To do: Take every line from the material that has the word "this" in it.

Data records:
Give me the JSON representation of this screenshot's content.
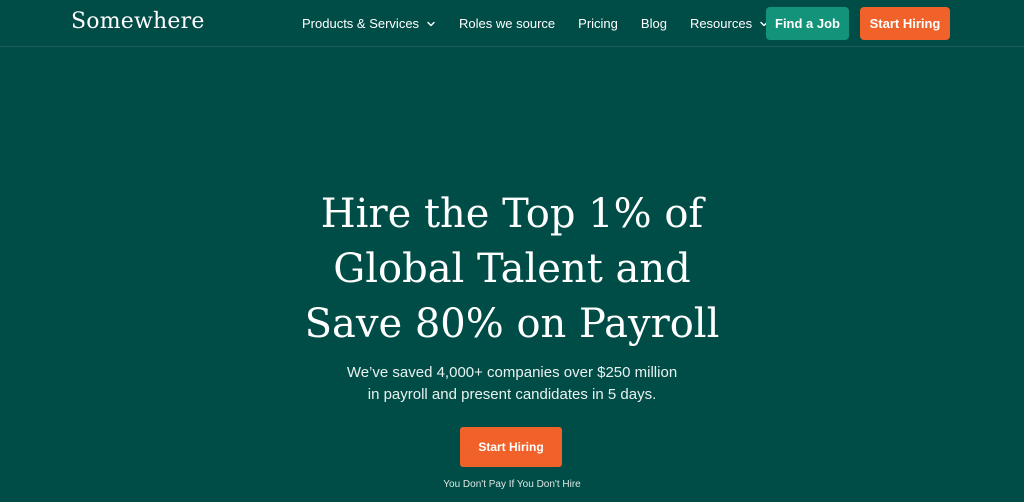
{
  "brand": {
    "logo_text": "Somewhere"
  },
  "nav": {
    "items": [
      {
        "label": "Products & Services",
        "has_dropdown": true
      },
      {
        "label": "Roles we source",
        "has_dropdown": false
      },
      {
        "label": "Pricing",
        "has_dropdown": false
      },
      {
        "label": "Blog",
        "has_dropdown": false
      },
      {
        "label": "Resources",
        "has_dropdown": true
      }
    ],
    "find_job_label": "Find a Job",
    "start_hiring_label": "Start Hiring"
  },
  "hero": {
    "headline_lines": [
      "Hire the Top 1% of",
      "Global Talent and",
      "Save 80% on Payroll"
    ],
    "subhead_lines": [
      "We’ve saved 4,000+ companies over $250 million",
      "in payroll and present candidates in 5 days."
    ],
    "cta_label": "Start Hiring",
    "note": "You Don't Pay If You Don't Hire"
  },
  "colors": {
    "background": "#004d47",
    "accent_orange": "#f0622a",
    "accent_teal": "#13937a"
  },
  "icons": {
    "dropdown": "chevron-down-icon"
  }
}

---

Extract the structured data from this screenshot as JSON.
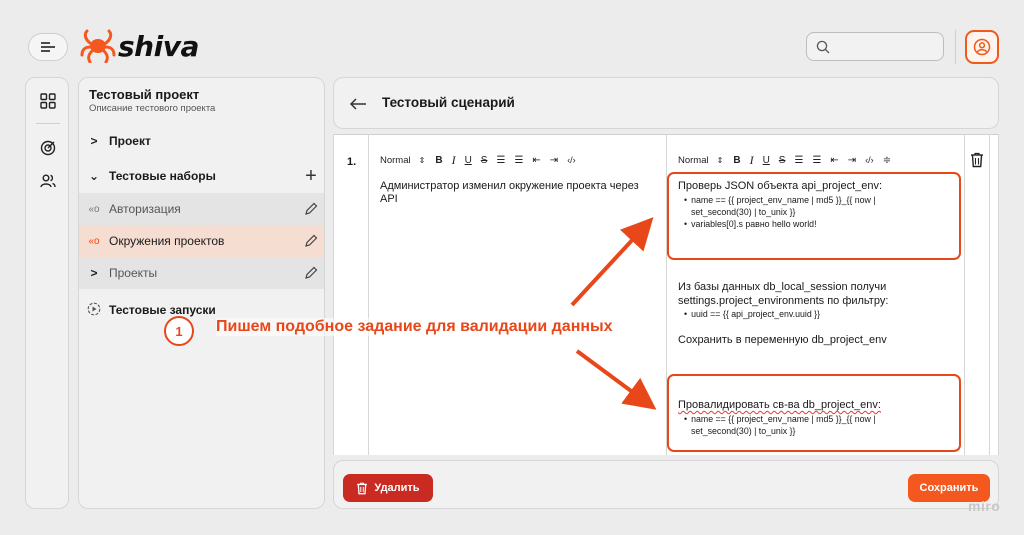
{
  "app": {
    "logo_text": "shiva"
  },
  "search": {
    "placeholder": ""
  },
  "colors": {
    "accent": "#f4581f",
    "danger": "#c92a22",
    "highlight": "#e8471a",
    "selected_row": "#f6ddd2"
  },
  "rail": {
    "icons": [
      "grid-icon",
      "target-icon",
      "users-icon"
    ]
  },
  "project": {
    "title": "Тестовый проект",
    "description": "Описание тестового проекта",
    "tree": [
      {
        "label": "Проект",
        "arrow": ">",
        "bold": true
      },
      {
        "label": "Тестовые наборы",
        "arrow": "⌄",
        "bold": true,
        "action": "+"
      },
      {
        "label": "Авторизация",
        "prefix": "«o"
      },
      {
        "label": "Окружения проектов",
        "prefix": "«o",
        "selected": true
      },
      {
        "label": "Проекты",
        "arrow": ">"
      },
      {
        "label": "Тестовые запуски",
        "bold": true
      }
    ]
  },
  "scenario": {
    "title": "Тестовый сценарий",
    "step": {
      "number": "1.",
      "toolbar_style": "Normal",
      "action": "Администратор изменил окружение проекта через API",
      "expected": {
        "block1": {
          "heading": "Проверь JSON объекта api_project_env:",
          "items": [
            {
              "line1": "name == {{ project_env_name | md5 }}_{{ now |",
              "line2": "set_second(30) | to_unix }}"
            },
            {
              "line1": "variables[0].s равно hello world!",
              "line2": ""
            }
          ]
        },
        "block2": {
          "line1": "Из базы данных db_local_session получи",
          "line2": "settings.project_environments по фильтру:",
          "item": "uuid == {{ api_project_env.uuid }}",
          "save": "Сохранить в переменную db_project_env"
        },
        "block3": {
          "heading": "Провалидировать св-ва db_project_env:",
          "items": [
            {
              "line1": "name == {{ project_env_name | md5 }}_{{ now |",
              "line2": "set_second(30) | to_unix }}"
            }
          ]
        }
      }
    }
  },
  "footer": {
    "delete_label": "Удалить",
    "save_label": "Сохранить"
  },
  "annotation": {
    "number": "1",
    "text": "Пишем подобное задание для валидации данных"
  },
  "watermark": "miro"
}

Reply:
Give me the JSON representation of this screenshot's content.
Extract the structured data from this screenshot as JSON.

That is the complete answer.